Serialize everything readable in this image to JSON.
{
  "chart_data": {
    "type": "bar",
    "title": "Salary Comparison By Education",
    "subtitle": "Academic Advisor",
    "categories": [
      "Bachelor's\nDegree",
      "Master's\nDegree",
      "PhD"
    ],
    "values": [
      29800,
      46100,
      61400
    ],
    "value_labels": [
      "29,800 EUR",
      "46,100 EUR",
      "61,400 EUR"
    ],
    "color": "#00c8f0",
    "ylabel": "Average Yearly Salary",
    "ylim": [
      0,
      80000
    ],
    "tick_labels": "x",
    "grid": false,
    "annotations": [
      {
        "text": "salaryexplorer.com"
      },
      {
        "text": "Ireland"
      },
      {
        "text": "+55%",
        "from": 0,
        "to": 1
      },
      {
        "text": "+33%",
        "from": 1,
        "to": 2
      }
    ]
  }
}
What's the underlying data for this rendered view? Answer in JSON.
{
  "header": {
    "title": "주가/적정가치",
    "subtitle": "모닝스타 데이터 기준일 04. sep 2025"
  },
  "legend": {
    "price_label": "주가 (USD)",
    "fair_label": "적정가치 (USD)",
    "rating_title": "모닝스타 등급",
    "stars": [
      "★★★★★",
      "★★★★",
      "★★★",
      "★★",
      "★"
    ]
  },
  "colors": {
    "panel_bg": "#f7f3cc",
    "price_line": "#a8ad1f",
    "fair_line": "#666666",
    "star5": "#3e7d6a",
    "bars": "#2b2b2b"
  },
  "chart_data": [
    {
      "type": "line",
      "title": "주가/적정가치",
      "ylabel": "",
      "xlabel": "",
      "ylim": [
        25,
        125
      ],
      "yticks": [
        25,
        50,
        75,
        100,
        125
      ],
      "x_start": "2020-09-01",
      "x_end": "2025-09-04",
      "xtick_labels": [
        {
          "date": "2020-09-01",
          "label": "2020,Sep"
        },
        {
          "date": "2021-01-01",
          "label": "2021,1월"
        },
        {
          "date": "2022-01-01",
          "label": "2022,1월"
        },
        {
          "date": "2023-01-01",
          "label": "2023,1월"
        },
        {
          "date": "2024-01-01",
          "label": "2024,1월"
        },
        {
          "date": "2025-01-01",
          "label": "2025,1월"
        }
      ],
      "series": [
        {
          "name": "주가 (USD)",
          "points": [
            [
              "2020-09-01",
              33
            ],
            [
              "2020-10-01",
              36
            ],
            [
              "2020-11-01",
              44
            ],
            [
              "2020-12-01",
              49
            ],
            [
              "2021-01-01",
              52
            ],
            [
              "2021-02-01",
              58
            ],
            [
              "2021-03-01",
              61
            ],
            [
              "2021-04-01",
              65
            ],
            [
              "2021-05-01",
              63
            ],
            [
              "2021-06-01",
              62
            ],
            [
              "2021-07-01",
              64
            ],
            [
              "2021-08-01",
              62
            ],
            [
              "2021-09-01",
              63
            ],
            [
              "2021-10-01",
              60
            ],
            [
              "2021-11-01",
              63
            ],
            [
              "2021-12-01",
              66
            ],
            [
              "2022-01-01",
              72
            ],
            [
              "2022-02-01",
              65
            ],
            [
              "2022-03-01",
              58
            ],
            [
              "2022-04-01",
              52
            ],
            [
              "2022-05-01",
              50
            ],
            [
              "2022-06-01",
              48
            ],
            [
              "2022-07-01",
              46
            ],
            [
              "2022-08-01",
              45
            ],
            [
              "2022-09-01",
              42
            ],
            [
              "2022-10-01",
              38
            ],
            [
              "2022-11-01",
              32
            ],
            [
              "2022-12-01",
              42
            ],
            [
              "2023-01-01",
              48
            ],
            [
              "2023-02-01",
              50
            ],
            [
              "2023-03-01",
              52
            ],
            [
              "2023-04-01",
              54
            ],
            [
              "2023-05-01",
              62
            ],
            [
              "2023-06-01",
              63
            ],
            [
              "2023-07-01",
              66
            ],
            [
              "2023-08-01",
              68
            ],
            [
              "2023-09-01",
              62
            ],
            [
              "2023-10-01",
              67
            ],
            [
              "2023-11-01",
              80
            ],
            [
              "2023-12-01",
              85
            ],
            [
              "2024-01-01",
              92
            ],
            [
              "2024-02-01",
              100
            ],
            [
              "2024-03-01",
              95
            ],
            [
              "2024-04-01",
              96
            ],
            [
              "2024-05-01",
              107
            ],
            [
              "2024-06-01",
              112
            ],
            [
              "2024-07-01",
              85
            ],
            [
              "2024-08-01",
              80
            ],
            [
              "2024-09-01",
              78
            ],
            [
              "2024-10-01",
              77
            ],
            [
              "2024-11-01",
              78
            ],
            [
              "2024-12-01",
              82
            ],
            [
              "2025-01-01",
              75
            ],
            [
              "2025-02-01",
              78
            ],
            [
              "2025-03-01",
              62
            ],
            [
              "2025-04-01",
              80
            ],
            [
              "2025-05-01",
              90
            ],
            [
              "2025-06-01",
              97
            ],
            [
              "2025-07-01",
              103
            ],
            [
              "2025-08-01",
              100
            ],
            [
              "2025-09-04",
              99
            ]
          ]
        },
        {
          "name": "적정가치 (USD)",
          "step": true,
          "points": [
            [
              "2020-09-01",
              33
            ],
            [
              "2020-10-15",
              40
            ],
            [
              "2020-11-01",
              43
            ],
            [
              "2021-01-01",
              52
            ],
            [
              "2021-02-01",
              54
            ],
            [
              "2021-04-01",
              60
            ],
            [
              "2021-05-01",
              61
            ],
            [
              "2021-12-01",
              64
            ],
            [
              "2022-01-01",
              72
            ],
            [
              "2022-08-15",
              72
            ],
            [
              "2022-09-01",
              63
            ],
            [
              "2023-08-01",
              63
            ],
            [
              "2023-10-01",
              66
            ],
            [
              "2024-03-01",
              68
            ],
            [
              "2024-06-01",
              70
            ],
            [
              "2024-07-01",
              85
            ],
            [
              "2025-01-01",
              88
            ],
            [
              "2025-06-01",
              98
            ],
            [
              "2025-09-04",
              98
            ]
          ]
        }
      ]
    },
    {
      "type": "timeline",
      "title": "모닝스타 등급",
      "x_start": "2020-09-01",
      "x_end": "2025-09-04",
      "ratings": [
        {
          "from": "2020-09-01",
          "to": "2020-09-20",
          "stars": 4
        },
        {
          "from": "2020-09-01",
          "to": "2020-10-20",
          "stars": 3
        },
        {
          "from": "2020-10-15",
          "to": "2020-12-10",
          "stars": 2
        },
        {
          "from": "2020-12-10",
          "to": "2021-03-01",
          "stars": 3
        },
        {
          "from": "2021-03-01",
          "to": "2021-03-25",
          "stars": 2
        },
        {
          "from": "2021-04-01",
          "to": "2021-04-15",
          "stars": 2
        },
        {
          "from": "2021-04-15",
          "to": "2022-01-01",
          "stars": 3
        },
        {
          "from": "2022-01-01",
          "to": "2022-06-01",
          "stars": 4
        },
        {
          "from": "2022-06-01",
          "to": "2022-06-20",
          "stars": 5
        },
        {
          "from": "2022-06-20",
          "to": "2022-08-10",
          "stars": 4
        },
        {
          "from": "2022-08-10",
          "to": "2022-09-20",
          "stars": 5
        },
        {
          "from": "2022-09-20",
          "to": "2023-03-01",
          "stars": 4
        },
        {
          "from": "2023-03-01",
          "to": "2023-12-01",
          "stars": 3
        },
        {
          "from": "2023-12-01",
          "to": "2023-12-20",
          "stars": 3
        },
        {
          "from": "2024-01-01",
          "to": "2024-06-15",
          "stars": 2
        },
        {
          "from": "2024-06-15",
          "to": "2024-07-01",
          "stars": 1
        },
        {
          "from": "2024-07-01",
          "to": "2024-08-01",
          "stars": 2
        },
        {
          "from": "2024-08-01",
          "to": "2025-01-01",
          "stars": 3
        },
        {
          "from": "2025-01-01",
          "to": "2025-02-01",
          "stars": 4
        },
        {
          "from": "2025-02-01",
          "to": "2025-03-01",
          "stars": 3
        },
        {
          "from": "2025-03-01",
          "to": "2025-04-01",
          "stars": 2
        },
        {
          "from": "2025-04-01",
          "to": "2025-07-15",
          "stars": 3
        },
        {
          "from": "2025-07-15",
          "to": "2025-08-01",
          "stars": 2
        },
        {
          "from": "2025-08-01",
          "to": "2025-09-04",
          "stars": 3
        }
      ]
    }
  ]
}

● Exercise
Spot every line that holds "subtitle" and copy it.

● Correct output
    "subtitle": "Academic Advisor",
    "subtitle": "모닝스타 데이터 기준일 04. sep 2025"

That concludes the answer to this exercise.